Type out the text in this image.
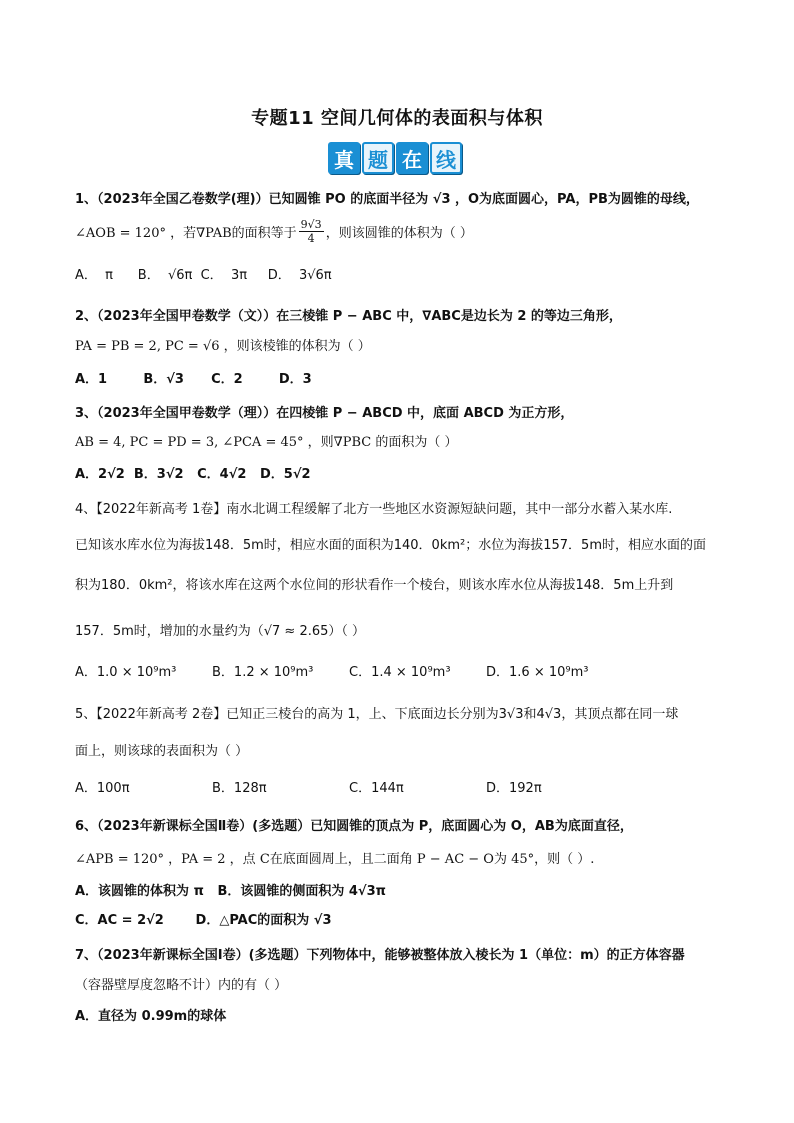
专题11 空间几何体的表面积与体积
真 题 在 线
1、（2023年全国乙卷数学(理)）已知圆锥 PO 的底面半径为 √3 ，O为底面圆心，PA，PB为圆锥的母线，
∠AOB = 120° ，若∇PAB的面积等于 $\frac{9√3}{4}$ ，则该圆锥的体积为（ ）
A．  π      B．  √6π  C．  3π     D．  3√6π
2、（2023年全国甲卷数学（文））在三棱锥 P − ABC 中，∇ABC是边长为 2 的等边三角形，
PA = PB = 2, PC = √6 ，则该棱锥的体积为（ ）
A．1        B．√3      C．2        D．3
3、（2023年全国甲卷数学（理））在四棱锥 P − ABCD 中，底面 ABCD 为正方形，
AB = 4, PC = PD = 3, ∠PCA = 45° ，则∇PBC 的面积为（ ）
A．2√2  B．3√2   C．4√2   D．5√2
4、【2022年新高考 1卷】南水北调工程缓解了北方一些地区水资源短缺问题，其中一部分水蓄入某水库.
已知该水库水位为海拔148．5m时，相应水面的面积为140．0km²；水位为海拔157．5m时，相应水面的面
积为180．0km²，将该水库在这两个水位间的形状看作一个棱台，则该水库水位从海拔148．5m上升到
157．5m时，增加的水量约为（√7 ≈ 2.65）（ ）
A．1.0 × 10⁹m³	B．1.2 × 10⁹m³	C．1.4 × 10⁹m³	D．1.6 × 10⁹m³
5、【2022年新高考 2卷】已知正三棱台的高为 1，上、下底面边长分别为3√3和4√3，其顶点都在同一球
面上，则该球的表面积为（ ）
A．100π	B．128π	C．144π	D．192π
6、（2023年新课标全国Ⅱ卷）(多选题）已知圆锥的顶点为 P，底面圆心为 O，AB为底面直径，
∠APB = 120° ，PA = 2 ，点 C在底面圆周上，且二面角 P − AC − O为 45°，则（ ）.
A．该圆锥的体积为 π   B．该圆锥的侧面积为 4√3π
C．AC = 2√2       D．△PAC的面积为 √3
7、（2023年新课标全国Ⅰ卷）(多选题）下列物体中，能够被整体放入棱长为 1（单位：m）的正方体容器
（容器壁厚度忽略不计）内的有（ ）
A．直径为 0.99m的球体
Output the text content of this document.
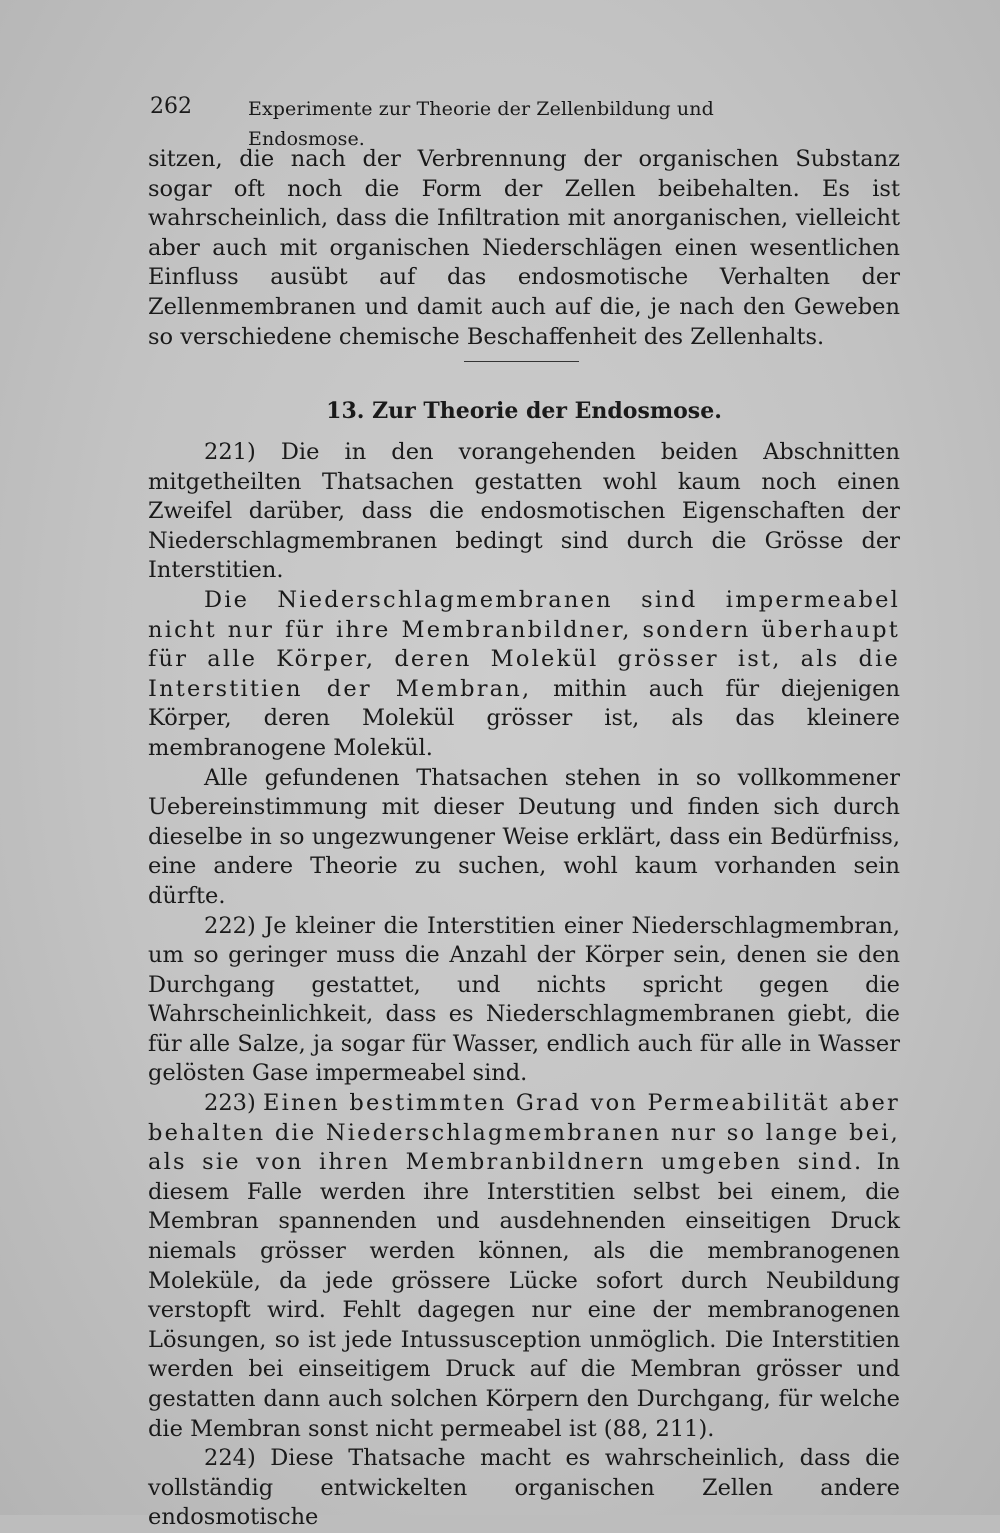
262	Experimente zur Theorie der Zellenbildung und Endosmose.

sitzen, die nach der Verbrennung der organischen Substanz sogar oft noch die Form der Zellen beibehalten. Es ist wahrscheinlich, dass die Infiltration mit anorganischen, vielleicht aber auch mit organischen Niederschlägen einen wesentlichen Einfluss ausübt auf das endosmotische Verhalten der Zellenmembranen und damit auch auf die, je nach den Geweben so verschiedene chemische Beschaffenheit des Zellenhalts.

13. Zur Theorie der Endosmose.

221) Die in den vorangehenden beiden Abschnitten mitgetheilten Thatsachen gestatten wohl kaum noch einen Zweifel darüber, dass die endosmotischen Eigenschaften der Niederschlagmembranen bedingt sind durch die Grösse der Interstitien.

Die Niederschlagmembranen sind impermeabel nicht nur für ihre Membranbildner, sondern überhaupt für alle Körper, deren Molekül grösser ist, als die Interstitien der Membran, mithin auch für diejenigen Körper, deren Molekül grösser ist, als das kleinere membranogene Molekül.

Alle gefundenen Thatsachen stehen in so vollkommener Uebereinstimmung mit dieser Deutung und finden sich durch dieselbe in so ungezwungener Weise erklärt, dass ein Bedürfniss, eine andere Theorie zu suchen, wohl kaum vorhanden sein dürfte.

222) Je kleiner die Interstitien einer Niederschlagmembran, um so geringer muss die Anzahl der Körper sein, denen sie den Durchgang gestattet, und nichts spricht gegen die Wahrscheinlichkeit, dass es Niederschlagmembranen giebt, die für alle Salze, ja sogar für Wasser, endlich auch für alle in Wasser gelösten Gase impermeabel sind.

223) Einen bestimmten Grad von Permeabilität aber behalten die Niederschlagmembranen nur so lange bei, als sie von ihren Membranbildnern umgeben sind. In diesem Falle werden ihre Interstitien selbst bei einem, die Membran spannenden und ausdehnenden einseitigen Druck niemals grösser werden können, als die membranogenen Moleküle, da jede grössere Lücke sofort durch Neubildung verstopft wird. Fehlt dagegen nur eine der membranogenen Lösungen, so ist jede Intussusception unmöglich. Die Interstitien werden bei einseitigem Druck auf die Membran grösser und gestatten dann auch solchen Körpern den Durchgang, für welche die Membran sonst nicht permeabel ist (88, 211).

224) Diese Thatsache macht es wahrscheinlich, dass die vollständig entwickelten organischen Zellen andere endosmotische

*-*-*

Copy every line of the data word for word, omitting the images.

Type out the text in this image.
专题11 空间几何体的表面积与体积
真 题 在 线
1、（2023年全国乙卷数学(理)）已知圆锥 PO 的底面半径为 √3 ，O为底面圆心，PA，PB为圆锥的母线，
∠AOB = 120° ，若∇PAB的面积等于 $\frac{9√3}{4}$ ，则该圆锥的体积为（ ）
A．  π      B．  √6π  C．  3π     D．  3√6π
2、（2023年全国甲卷数学（文））在三棱锥 P − ABC 中，∇ABC是边长为 2 的等边三角形，
PA = PB = 2, PC = √6 ，则该棱锥的体积为（ ）
A．1        B．√3      C．2        D．3
3、（2023年全国甲卷数学（理））在四棱锥 P − ABCD 中，底面 ABCD 为正方形，
AB = 4, PC = PD = 3, ∠PCA = 45° ，则∇PBC 的面积为（ ）
A．2√2  B．3√2   C．4√2   D．5√2
4、【2022年新高考 1卷】南水北调工程缓解了北方一些地区水资源短缺问题，其中一部分水蓄入某水库.
已知该水库水位为海拔148．5m时，相应水面的面积为140．0km²；水位为海拔157．5m时，相应水面的面
积为180．0km²，将该水库在这两个水位间的形状看作一个棱台，则该水库水位从海拔148．5m上升到
157．5m时，增加的水量约为（√7 ≈ 2.65）（ ）
A．1.0 × 10⁹m³	B．1.2 × 10⁹m³	C．1.4 × 10⁹m³	D．1.6 × 10⁹m³
5、【2022年新高考 2卷】已知正三棱台的高为 1，上、下底面边长分别为3√3和4√3，其顶点都在同一球
面上，则该球的表面积为（ ）
A．100π	B．128π	C．144π	D．192π
6、（2023年新课标全国Ⅱ卷）(多选题）已知圆锥的顶点为 P，底面圆心为 O，AB为底面直径，
∠APB = 120° ，PA = 2 ，点 C在底面圆周上，且二面角 P − AC − O为 45°，则（ ）.
A．该圆锥的体积为 π   B．该圆锥的侧面积为 4√3π
C．AC = 2√2       D．△PAC的面积为 √3
7、（2023年新课标全国Ⅰ卷）(多选题）下列物体中，能够被整体放入棱长为 1（单位：m）的正方体容器
（容器壁厚度忽略不计）内的有（ ）
A．直径为 0.99m的球体
Output the text content of this document.
262	Experimente zur Theorie der Zellenbildung und Endosmose.

sitzen, die nach der Verbrennung der organischen Substanz sogar oft noch die Form der Zellen beibehalten. Es ist wahrscheinlich, dass die Infiltration mit anorganischen, vielleicht aber auch mit organischen Niederschlägen einen wesentlichen Einfluss ausübt auf das endosmotische Verhalten der Zellenmembranen und damit auch auf die, je nach den Geweben so verschiedene chemische Beschaffenheit des Zellenhalts.

13. Zur Theorie der Endosmose.

221) Die in den vorangehenden beiden Abschnitten mitgetheilten Thatsachen gestatten wohl kaum noch einen Zweifel darüber, dass die endosmotischen Eigenschaften der Niederschlagmembranen bedingt sind durch die Grösse der Interstitien.

Die Niederschlagmembranen sind impermeabel nicht nur für ihre Membranbildner, sondern überhaupt für alle Körper, deren Molekül grösser ist, als die Interstitien der Membran, mithin auch für diejenigen Körper, deren Molekül grösser ist, als das kleinere membranogene Molekül.

Alle gefundenen Thatsachen stehen in so vollkommener Uebereinstimmung mit dieser Deutung und finden sich durch dieselbe in so ungezwungener Weise erklärt, dass ein Bedürfniss, eine andere Theorie zu suchen, wohl kaum vorhanden sein dürfte.

222) Je kleiner die Interstitien einer Niederschlagmembran, um so geringer muss die Anzahl der Körper sein, denen sie den Durchgang gestattet, und nichts spricht gegen die Wahrscheinlichkeit, dass es Niederschlagmembranen giebt, die für alle Salze, ja sogar für Wasser, endlich auch für alle in Wasser gelösten Gase impermeabel sind.

223) Einen bestimmten Grad von Permeabilität aber behalten die Niederschlagmembranen nur so lange bei, als sie von ihren Membranbildnern umgeben sind. In diesem Falle werden ihre Interstitien selbst bei einem, die Membran spannenden und ausdehnenden einseitigen Druck niemals grösser werden können, als die membranogenen Moleküle, da jede grössere Lücke sofort durch Neubildung verstopft wird. Fehlt dagegen nur eine der membranogenen Lösungen, so ist jede Intussusception unmöglich. Die Interstitien werden bei einseitigem Druck auf die Membran grösser und gestatten dann auch solchen Körpern den Durchgang, für welche die Membran sonst nicht permeabel ist (88, 211).

224) Diese Thatsache macht es wahrscheinlich, dass die vollständig entwickelten organischen Zellen andere endosmotische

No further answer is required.